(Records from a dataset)

++++++++

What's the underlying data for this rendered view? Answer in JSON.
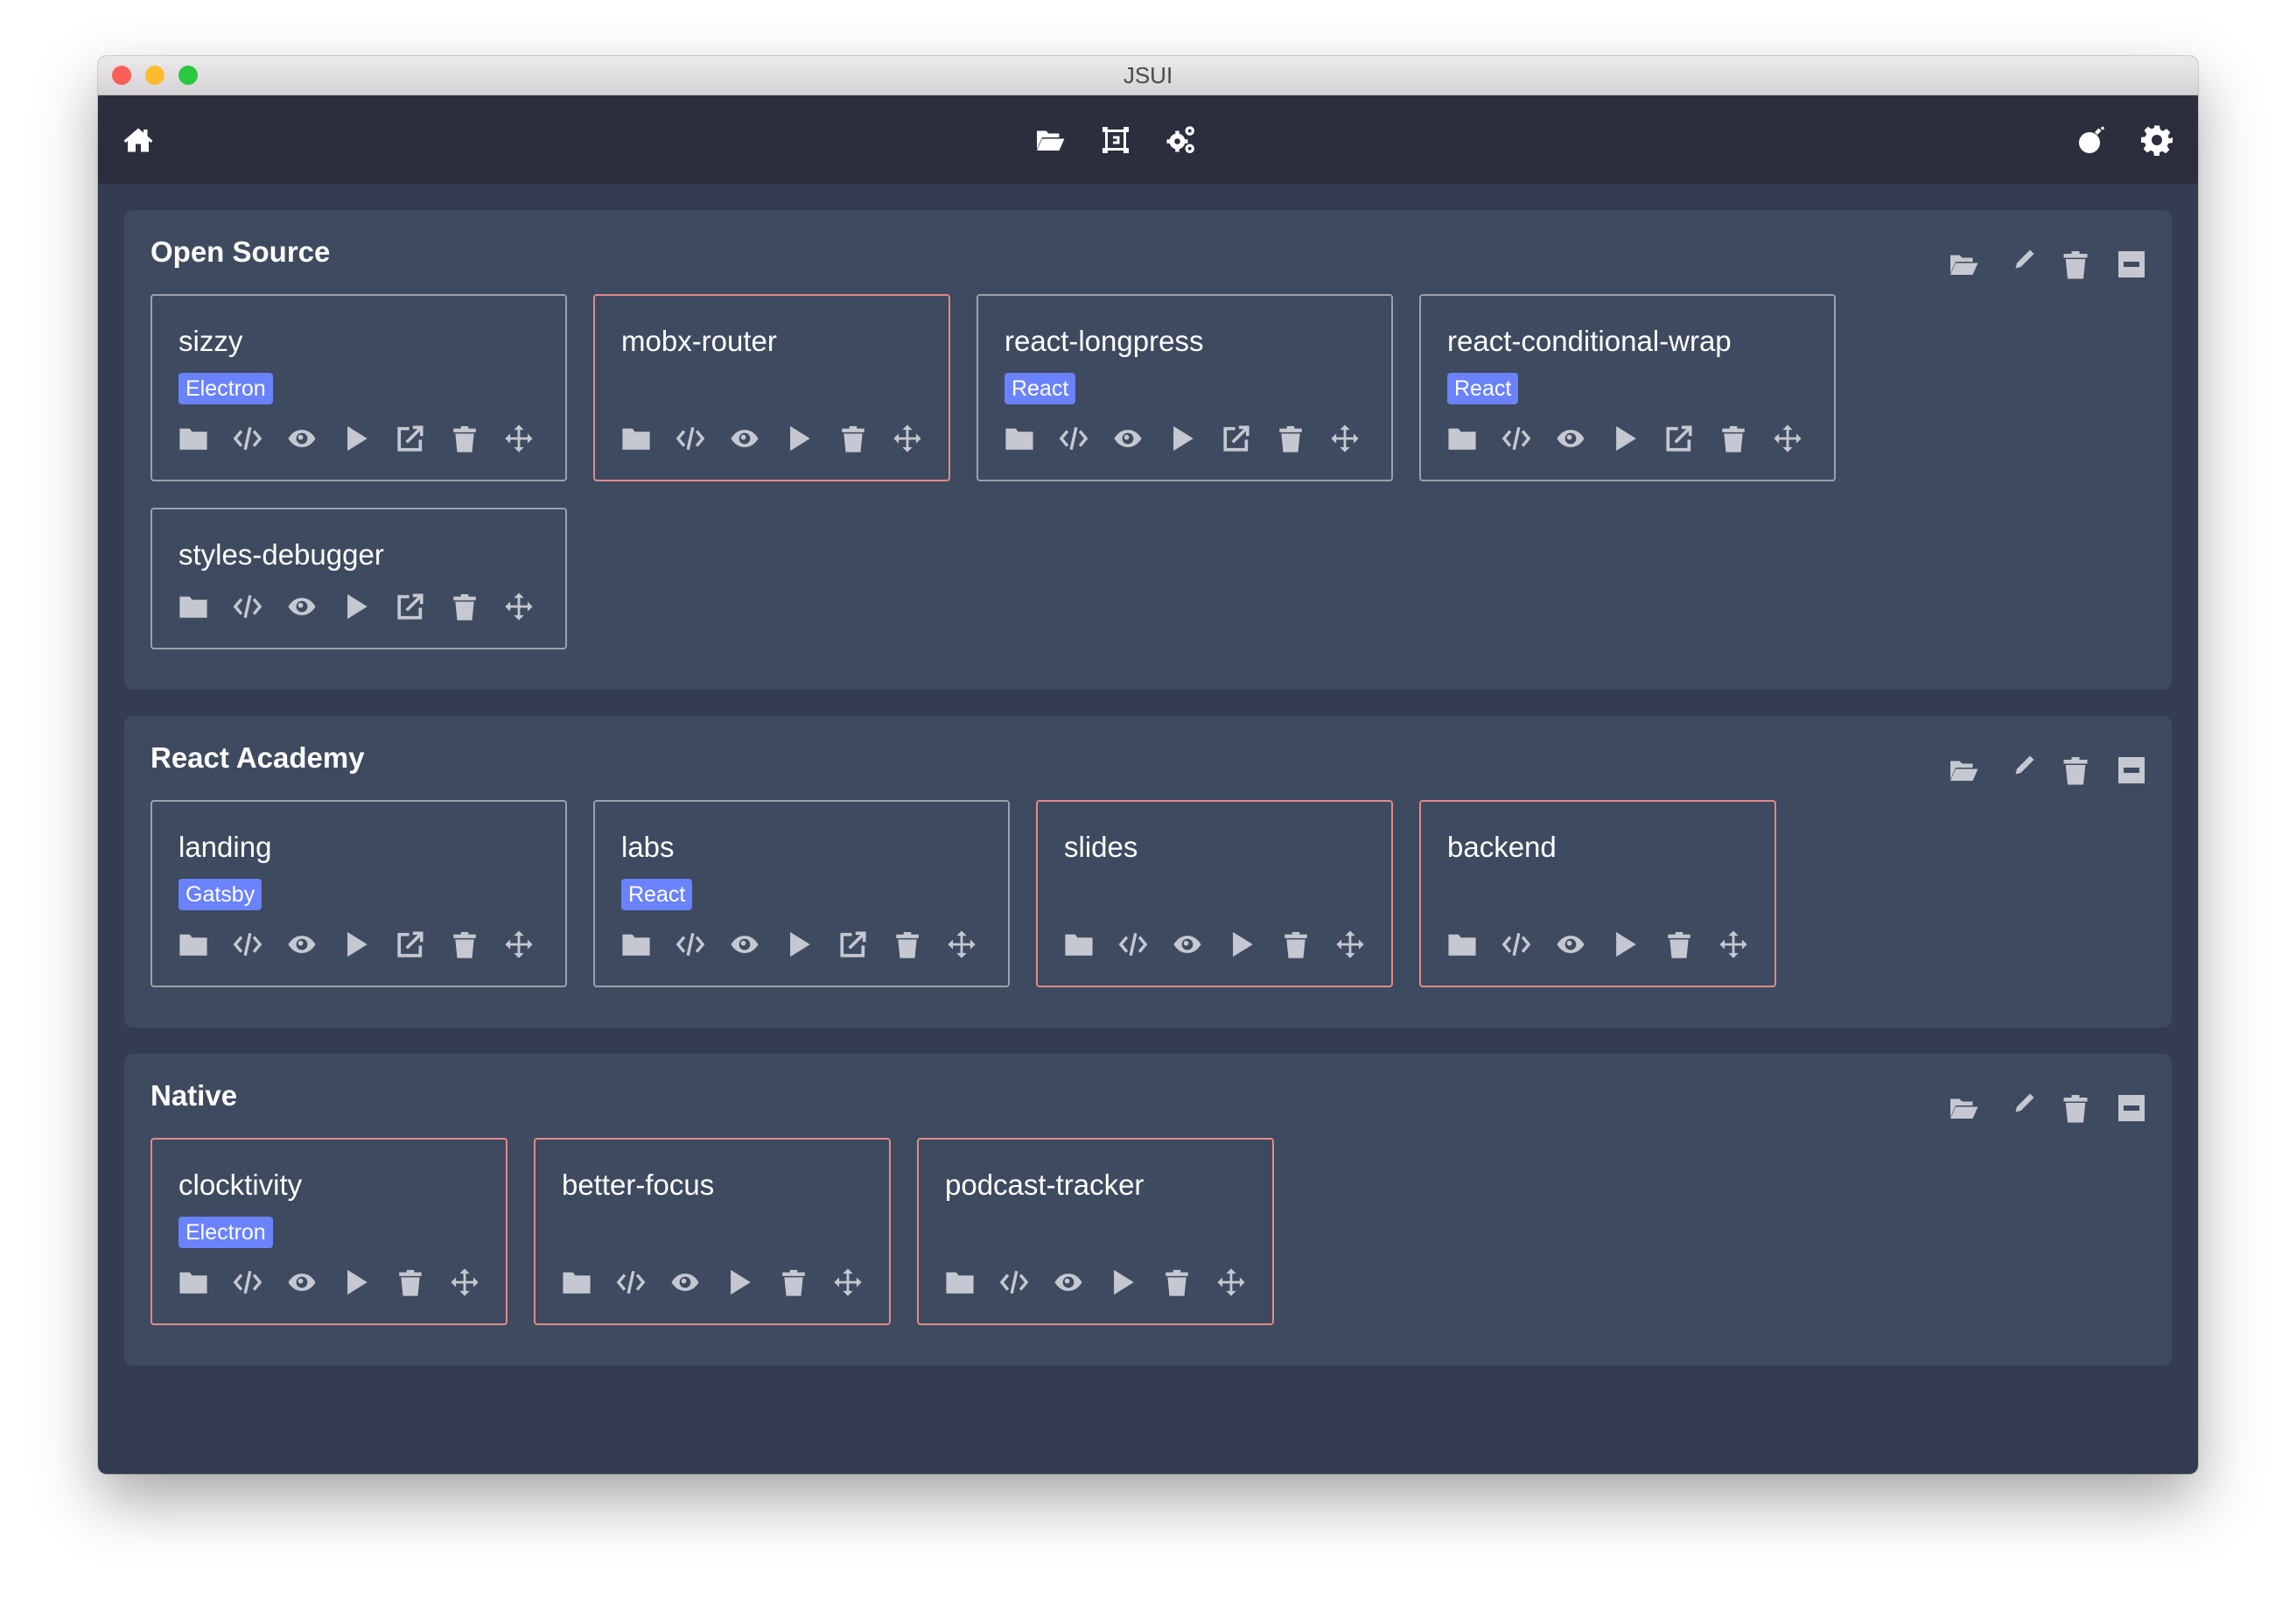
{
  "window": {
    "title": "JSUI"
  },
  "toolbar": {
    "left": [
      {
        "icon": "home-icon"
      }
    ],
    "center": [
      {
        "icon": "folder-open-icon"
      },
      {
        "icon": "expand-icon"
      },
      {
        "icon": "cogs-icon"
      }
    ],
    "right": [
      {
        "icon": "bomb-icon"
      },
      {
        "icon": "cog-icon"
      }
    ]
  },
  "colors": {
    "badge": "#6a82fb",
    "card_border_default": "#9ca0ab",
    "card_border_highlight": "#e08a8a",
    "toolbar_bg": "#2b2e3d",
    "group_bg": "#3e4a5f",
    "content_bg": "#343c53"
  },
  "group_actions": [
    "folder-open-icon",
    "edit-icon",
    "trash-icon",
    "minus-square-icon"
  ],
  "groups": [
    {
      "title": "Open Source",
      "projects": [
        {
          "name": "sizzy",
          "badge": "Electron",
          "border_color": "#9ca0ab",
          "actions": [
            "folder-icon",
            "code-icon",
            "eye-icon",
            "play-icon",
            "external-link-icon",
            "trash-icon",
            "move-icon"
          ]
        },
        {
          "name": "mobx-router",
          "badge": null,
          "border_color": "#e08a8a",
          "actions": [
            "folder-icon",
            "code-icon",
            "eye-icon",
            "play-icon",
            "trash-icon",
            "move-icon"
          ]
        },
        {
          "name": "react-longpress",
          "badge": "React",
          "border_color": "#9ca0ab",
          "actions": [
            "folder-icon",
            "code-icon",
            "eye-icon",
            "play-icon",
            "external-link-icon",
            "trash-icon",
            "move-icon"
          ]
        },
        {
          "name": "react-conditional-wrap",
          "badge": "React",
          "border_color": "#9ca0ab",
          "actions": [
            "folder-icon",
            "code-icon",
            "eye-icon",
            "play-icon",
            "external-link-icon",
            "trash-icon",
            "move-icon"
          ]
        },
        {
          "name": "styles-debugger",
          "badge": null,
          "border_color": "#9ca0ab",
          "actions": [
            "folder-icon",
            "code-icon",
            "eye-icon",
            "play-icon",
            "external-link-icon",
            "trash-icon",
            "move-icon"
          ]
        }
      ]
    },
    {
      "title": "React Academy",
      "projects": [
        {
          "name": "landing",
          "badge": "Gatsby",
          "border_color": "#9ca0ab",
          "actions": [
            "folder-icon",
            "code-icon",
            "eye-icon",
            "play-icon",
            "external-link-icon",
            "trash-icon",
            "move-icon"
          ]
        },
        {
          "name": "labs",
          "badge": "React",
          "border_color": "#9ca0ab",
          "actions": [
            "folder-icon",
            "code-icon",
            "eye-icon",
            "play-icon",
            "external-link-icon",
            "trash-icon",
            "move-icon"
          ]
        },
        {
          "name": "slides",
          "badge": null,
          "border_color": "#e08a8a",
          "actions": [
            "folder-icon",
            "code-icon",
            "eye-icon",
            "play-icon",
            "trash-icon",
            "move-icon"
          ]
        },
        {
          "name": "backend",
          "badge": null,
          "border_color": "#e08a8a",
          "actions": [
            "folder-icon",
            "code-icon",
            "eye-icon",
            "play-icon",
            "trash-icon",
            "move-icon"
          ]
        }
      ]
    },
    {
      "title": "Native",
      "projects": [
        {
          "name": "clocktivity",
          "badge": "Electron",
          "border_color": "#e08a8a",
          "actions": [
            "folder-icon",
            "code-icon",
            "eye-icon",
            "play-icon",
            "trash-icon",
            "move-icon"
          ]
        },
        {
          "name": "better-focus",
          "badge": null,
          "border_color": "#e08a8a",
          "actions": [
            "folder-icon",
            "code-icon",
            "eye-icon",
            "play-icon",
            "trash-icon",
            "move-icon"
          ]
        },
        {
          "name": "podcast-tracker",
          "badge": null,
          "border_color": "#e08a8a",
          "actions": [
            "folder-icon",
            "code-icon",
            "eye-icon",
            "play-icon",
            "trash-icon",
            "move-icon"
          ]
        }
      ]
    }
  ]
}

++++++++

WHAT YOU SHOULD DO: Send back the data above word for word, with the pictures left out.

ANSWER TO THIS PROBLEM:
What's the underlying data for this rendered view? Answer in JSON.
{
  "window": {
    "title": "JSUI"
  },
  "toolbar": {
    "left": [
      {
        "icon": "home-icon"
      }
    ],
    "center": [
      {
        "icon": "folder-open-icon"
      },
      {
        "icon": "expand-icon"
      },
      {
        "icon": "cogs-icon"
      }
    ],
    "right": [
      {
        "icon": "bomb-icon"
      },
      {
        "icon": "cog-icon"
      }
    ]
  },
  "colors": {
    "badge": "#6a82fb",
    "card_border_default": "#9ca0ab",
    "card_border_highlight": "#e08a8a",
    "toolbar_bg": "#2b2e3d",
    "group_bg": "#3e4a5f",
    "content_bg": "#343c53"
  },
  "group_actions": [
    "folder-open-icon",
    "edit-icon",
    "trash-icon",
    "minus-square-icon"
  ],
  "groups": [
    {
      "title": "Open Source",
      "projects": [
        {
          "name": "sizzy",
          "badge": "Electron",
          "border_color": "#9ca0ab",
          "actions": [
            "folder-icon",
            "code-icon",
            "eye-icon",
            "play-icon",
            "external-link-icon",
            "trash-icon",
            "move-icon"
          ]
        },
        {
          "name": "mobx-router",
          "badge": null,
          "border_color": "#e08a8a",
          "actions": [
            "folder-icon",
            "code-icon",
            "eye-icon",
            "play-icon",
            "trash-icon",
            "move-icon"
          ]
        },
        {
          "name": "react-longpress",
          "badge": "React",
          "border_color": "#9ca0ab",
          "actions": [
            "folder-icon",
            "code-icon",
            "eye-icon",
            "play-icon",
            "external-link-icon",
            "trash-icon",
            "move-icon"
          ]
        },
        {
          "name": "react-conditional-wrap",
          "badge": "React",
          "border_color": "#9ca0ab",
          "actions": [
            "folder-icon",
            "code-icon",
            "eye-icon",
            "play-icon",
            "external-link-icon",
            "trash-icon",
            "move-icon"
          ]
        },
        {
          "name": "styles-debugger",
          "badge": null,
          "border_color": "#9ca0ab",
          "actions": [
            "folder-icon",
            "code-icon",
            "eye-icon",
            "play-icon",
            "external-link-icon",
            "trash-icon",
            "move-icon"
          ]
        }
      ]
    },
    {
      "title": "React Academy",
      "projects": [
        {
          "name": "landing",
          "badge": "Gatsby",
          "border_color": "#9ca0ab",
          "actions": [
            "folder-icon",
            "code-icon",
            "eye-icon",
            "play-icon",
            "external-link-icon",
            "trash-icon",
            "move-icon"
          ]
        },
        {
          "name": "labs",
          "badge": "React",
          "border_color": "#9ca0ab",
          "actions": [
            "folder-icon",
            "code-icon",
            "eye-icon",
            "play-icon",
            "external-link-icon",
            "trash-icon",
            "move-icon"
          ]
        },
        {
          "name": "slides",
          "badge": null,
          "border_color": "#e08a8a",
          "actions": [
            "folder-icon",
            "code-icon",
            "eye-icon",
            "play-icon",
            "trash-icon",
            "move-icon"
          ]
        },
        {
          "name": "backend",
          "badge": null,
          "border_color": "#e08a8a",
          "actions": [
            "folder-icon",
            "code-icon",
            "eye-icon",
            "play-icon",
            "trash-icon",
            "move-icon"
          ]
        }
      ]
    },
    {
      "title": "Native",
      "projects": [
        {
          "name": "clocktivity",
          "badge": "Electron",
          "border_color": "#e08a8a",
          "actions": [
            "folder-icon",
            "code-icon",
            "eye-icon",
            "play-icon",
            "trash-icon",
            "move-icon"
          ]
        },
        {
          "name": "better-focus",
          "badge": null,
          "border_color": "#e08a8a",
          "actions": [
            "folder-icon",
            "code-icon",
            "eye-icon",
            "play-icon",
            "trash-icon",
            "move-icon"
          ]
        },
        {
          "name": "podcast-tracker",
          "badge": null,
          "border_color": "#e08a8a",
          "actions": [
            "folder-icon",
            "code-icon",
            "eye-icon",
            "play-icon",
            "trash-icon",
            "move-icon"
          ]
        }
      ]
    }
  ]
}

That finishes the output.